Dataset rows
********
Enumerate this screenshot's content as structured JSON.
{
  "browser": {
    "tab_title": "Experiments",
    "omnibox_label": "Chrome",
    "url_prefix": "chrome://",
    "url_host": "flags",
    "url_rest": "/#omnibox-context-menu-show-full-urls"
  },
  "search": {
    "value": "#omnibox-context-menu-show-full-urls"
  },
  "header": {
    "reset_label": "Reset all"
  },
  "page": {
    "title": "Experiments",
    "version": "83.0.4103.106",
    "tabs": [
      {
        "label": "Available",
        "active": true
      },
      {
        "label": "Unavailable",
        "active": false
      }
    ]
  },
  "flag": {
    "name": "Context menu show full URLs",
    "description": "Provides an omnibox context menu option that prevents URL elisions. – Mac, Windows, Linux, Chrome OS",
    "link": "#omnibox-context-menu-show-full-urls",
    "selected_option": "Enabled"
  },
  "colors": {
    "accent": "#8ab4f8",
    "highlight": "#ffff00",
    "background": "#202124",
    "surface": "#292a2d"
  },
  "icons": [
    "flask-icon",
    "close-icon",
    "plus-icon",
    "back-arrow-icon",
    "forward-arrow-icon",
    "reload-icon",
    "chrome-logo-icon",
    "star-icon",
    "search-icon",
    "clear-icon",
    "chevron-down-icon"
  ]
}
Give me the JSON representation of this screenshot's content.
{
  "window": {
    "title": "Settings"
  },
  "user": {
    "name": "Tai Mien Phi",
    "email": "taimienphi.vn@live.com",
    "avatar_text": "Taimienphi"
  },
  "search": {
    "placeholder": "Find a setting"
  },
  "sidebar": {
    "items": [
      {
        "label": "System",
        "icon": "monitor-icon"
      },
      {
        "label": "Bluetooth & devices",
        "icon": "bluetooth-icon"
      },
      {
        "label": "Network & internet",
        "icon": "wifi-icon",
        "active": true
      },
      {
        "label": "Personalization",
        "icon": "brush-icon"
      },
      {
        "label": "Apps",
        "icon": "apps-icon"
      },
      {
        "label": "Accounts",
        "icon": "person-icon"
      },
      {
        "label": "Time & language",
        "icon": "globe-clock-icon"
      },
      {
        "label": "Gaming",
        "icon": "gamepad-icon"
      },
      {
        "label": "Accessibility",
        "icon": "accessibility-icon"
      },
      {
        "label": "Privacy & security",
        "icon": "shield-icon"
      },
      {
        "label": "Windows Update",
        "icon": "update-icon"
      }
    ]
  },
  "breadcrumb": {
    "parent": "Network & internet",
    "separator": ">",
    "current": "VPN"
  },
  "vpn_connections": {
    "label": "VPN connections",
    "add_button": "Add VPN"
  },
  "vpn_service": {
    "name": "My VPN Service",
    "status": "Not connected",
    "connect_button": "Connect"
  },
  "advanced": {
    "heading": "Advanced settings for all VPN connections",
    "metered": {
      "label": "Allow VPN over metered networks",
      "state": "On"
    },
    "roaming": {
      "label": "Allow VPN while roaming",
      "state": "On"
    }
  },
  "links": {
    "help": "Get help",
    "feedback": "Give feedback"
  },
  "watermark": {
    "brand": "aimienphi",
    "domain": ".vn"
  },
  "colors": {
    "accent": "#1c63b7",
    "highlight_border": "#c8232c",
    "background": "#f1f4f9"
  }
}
********
Count every line in the entries above where the word "show" appears; respond with the number alone.

4